> CHALLENGE: Go through the entries below and retype them exactly, omitting each picture.

> RAW DATA:
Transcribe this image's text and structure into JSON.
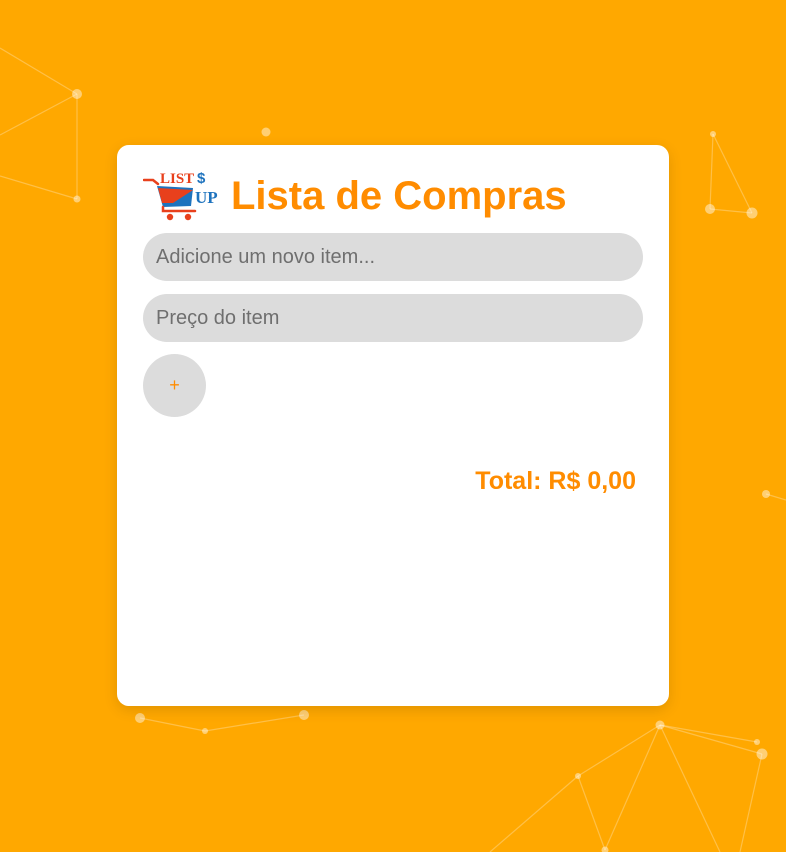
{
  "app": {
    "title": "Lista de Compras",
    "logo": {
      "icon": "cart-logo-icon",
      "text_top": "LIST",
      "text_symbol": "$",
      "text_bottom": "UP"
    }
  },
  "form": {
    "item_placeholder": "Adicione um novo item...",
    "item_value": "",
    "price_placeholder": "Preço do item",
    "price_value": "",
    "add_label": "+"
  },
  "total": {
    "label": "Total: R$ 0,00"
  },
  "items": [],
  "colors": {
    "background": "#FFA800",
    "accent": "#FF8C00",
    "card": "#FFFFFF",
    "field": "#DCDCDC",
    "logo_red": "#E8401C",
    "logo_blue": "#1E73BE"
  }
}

> TASK SOLUTION:
Transcribe this image's text and structure into JSON.
{
  "app": {
    "title": "Lista de Compras",
    "logo": {
      "icon": "cart-logo-icon",
      "text_top": "LIST",
      "text_symbol": "$",
      "text_bottom": "UP"
    }
  },
  "form": {
    "item_placeholder": "Adicione um novo item...",
    "item_value": "",
    "price_placeholder": "Preço do item",
    "price_value": "",
    "add_label": "+"
  },
  "total": {
    "label": "Total: R$ 0,00"
  },
  "items": [],
  "colors": {
    "background": "#FFA800",
    "accent": "#FF8C00",
    "card": "#FFFFFF",
    "field": "#DCDCDC",
    "logo_red": "#E8401C",
    "logo_blue": "#1E73BE"
  }
}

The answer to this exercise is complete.